**SOURCE MATERIAL**:
----
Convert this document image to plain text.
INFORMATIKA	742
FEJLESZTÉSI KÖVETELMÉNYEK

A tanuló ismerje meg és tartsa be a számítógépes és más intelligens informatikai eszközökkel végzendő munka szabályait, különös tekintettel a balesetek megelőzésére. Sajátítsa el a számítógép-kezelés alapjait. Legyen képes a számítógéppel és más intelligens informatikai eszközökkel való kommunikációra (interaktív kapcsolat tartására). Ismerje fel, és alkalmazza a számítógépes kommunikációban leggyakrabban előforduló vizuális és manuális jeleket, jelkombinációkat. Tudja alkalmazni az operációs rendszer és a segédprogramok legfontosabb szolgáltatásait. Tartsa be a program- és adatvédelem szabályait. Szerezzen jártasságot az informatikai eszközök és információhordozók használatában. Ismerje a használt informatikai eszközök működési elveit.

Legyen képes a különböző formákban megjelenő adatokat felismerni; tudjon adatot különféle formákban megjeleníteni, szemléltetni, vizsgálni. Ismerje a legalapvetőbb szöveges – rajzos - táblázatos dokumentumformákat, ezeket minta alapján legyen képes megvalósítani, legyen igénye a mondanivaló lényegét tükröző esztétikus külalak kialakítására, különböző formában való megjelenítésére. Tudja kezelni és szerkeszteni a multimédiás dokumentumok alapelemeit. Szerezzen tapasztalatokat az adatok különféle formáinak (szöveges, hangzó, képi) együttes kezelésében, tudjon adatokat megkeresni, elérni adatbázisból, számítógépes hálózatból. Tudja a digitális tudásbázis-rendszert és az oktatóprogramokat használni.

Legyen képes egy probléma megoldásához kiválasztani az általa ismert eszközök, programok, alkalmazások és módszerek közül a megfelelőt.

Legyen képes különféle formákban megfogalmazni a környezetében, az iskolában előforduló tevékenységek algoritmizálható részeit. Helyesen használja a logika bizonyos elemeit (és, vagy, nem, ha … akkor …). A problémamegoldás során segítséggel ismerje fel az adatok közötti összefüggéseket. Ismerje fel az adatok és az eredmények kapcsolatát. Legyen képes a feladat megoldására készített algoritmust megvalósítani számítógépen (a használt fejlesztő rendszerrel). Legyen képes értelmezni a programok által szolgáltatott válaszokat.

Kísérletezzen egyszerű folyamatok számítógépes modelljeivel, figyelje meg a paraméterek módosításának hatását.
----
Scan the material and collect every line that contains "Szerezzen".

**WORKED ANSWER**:
A tanuló ismerje meg és tartsa be a számítógépes és más intelligens informatikai eszközökkel végzendő munka szabályait, különös tekintettel a balesetek megelőzésére. Sajátítsa el a számítógép-kezelés alapjait. Legyen képes a számítógéppel és más intelligens informatikai eszközökkel való kommunikációra (interaktív kapcsolat tartására). Ismerje fel, és alkalmazza a számítógépes kommunikációban leggyakrabban előforduló vizuális és manuális jeleket, jelkombinációkat. Tudja alkalmazni az operációs rendszer és a segédprogramok legfontosabb szolgáltatásait. Tartsa be a program- és adatvédelem szabályait. Szerezzen jártasságot az informatikai eszközök és információhordozók használatában. Ismerje a használt informatikai eszközök működési elveit.
Legyen képes a különböző formákban megjelenő adatokat felismerni; tudjon adatot különféle formákban megjeleníteni, szemléltetni, vizsgálni. Ismerje a legalapvetőbb szöveges – rajzos - táblázatos dokumentumformákat, ezeket minta alapján legyen képes megvalósítani, legyen igénye a mondanivaló lényegét tükröző esztétikus külalak kialakítására, különböző formában való megjelenítésére. Tudja kezelni és szerkeszteni a multimédiás dokumentumok alapelemeit. Szerezzen tapasztalatokat az adatok különféle formáinak (szöveges, hangzó, képi) együttes kezelésében, tudjon adatokat megkeresni, elérni adatbázisból, számítógépes hálózatból. Tudja a digitális tudásbázis-rendszert és az oktatóprogramokat használni.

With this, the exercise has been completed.